Find the line containing "Decode this image", then return it and every line after it through the end of the records, exactly. Leave out pictures.
start DATA ENTRIES
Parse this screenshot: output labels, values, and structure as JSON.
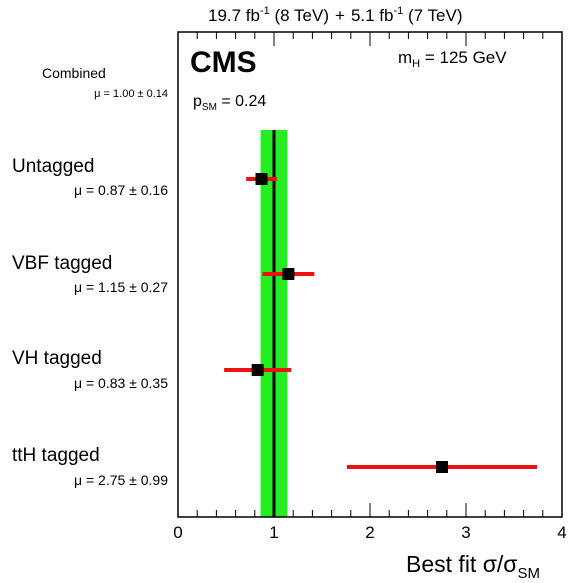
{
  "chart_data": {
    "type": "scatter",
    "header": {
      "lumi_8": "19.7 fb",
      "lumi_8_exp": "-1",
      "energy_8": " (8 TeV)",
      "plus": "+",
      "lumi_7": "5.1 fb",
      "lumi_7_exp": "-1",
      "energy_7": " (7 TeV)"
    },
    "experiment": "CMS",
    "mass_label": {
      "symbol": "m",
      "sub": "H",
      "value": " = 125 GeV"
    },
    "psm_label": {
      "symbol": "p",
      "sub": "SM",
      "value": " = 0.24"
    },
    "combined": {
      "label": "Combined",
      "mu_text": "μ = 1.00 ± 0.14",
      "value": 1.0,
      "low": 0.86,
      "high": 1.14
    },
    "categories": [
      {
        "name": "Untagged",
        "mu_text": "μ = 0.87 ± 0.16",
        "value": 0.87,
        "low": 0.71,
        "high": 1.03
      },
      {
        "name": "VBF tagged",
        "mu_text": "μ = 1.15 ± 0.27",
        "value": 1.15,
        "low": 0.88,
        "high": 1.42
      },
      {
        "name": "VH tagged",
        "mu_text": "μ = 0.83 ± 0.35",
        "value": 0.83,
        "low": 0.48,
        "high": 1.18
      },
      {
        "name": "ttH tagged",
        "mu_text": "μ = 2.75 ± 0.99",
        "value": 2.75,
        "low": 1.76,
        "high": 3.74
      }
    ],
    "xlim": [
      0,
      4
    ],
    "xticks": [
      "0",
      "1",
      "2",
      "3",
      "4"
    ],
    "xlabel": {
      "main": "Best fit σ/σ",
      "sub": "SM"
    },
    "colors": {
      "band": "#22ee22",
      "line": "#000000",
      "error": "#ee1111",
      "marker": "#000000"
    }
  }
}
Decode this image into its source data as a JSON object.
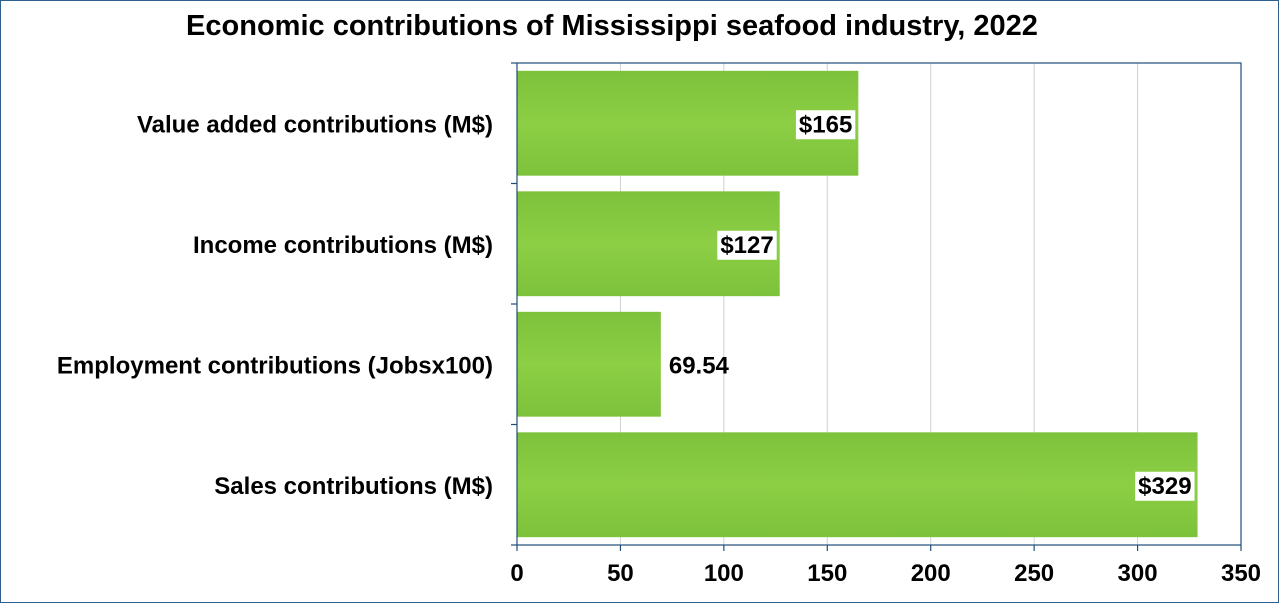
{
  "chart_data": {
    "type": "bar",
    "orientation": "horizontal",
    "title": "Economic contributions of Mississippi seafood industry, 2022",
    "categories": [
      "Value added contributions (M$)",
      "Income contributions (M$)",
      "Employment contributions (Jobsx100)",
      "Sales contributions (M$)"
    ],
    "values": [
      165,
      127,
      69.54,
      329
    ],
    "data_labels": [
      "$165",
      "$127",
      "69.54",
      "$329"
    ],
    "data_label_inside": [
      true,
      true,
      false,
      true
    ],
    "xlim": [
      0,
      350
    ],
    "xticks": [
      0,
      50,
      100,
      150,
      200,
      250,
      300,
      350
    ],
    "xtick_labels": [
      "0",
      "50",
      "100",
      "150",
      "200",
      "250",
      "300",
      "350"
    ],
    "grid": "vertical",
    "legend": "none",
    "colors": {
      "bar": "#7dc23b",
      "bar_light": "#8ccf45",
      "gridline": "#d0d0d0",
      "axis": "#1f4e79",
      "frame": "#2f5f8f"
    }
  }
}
end DATA ENTRIES
▶ [EXERCISE SOLUTION]:
Decode this image into its source data as a JSON object.
{
  "chart_data": {
    "type": "bar",
    "orientation": "horizontal",
    "title": "Economic contributions of Mississippi seafood industry, 2022",
    "categories": [
      "Value added contributions (M$)",
      "Income contributions (M$)",
      "Employment contributions (Jobsx100)",
      "Sales contributions (M$)"
    ],
    "values": [
      165,
      127,
      69.54,
      329
    ],
    "data_labels": [
      "$165",
      "$127",
      "69.54",
      "$329"
    ],
    "data_label_inside": [
      true,
      true,
      false,
      true
    ],
    "xlim": [
      0,
      350
    ],
    "xticks": [
      0,
      50,
      100,
      150,
      200,
      250,
      300,
      350
    ],
    "xtick_labels": [
      "0",
      "50",
      "100",
      "150",
      "200",
      "250",
      "300",
      "350"
    ],
    "grid": "vertical",
    "legend": "none",
    "colors": {
      "bar": "#7dc23b",
      "bar_light": "#8ccf45",
      "gridline": "#d0d0d0",
      "axis": "#1f4e79",
      "frame": "#2f5f8f"
    }
  }
}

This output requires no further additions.